→ **REQUIREMENTS**: Wherever a line holds the word "frac", copy that line out.

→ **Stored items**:
+-------+
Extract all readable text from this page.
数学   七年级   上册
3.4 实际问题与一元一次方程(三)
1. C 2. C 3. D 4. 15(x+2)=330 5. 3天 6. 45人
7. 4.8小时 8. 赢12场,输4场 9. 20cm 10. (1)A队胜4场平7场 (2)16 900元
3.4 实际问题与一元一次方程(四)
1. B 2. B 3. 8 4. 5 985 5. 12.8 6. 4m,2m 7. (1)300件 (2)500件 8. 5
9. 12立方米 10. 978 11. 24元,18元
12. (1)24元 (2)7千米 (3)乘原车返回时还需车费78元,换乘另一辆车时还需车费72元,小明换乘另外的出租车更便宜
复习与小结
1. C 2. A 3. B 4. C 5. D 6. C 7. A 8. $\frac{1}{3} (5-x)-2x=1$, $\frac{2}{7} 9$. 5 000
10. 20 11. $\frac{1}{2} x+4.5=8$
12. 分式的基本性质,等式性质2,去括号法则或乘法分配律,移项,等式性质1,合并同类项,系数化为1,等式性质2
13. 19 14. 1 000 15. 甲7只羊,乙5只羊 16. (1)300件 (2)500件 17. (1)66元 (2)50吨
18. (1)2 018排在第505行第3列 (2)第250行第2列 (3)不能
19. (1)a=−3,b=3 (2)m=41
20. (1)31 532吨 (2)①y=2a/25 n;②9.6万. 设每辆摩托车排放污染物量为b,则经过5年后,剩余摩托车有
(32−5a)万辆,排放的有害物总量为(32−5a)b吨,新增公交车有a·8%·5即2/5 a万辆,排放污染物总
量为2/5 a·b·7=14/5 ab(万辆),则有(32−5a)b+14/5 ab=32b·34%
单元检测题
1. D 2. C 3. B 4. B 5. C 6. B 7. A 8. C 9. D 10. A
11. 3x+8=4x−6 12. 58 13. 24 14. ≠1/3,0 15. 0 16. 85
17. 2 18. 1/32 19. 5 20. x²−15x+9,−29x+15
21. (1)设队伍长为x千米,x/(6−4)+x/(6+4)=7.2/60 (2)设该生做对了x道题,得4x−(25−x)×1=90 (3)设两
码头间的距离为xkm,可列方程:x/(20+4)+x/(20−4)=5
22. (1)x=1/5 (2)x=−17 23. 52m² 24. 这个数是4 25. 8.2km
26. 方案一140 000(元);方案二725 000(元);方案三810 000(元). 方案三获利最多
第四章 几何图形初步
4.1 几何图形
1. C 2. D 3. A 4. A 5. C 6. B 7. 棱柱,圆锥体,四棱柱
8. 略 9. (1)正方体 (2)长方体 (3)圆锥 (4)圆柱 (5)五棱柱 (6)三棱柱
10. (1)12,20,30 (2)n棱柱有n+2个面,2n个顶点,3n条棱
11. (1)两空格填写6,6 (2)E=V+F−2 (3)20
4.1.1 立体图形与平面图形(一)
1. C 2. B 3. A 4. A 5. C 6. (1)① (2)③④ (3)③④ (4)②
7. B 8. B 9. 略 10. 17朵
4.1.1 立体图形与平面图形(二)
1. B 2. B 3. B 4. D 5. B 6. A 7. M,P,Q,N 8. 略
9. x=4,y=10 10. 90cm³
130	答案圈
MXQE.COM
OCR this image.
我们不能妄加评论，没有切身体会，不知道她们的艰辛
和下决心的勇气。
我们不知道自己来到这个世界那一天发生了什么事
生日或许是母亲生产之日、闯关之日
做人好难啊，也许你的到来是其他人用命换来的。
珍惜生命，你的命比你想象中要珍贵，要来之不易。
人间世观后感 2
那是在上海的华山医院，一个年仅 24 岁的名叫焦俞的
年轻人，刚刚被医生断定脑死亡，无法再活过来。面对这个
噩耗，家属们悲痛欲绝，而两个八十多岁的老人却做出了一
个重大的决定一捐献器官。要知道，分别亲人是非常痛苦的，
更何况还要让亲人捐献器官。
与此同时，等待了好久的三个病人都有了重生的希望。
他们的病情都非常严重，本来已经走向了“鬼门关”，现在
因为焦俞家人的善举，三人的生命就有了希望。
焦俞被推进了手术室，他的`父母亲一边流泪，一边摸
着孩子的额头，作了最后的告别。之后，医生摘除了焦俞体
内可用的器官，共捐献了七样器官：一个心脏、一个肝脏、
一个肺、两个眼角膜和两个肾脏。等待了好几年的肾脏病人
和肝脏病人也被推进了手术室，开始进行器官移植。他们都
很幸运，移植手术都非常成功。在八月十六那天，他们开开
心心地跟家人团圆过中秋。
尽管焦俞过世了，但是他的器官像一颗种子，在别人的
+-------+
→ **TASK OUTPUT**:
1. C 2. A 3. B 4. C 5. D 6. C 7. A 8. $\frac{1}{3} (5-x)-2x=1$, $\frac{2}{7} 9$. 5 000
10. 20 11. $\frac{1}{2} x+4.5=8$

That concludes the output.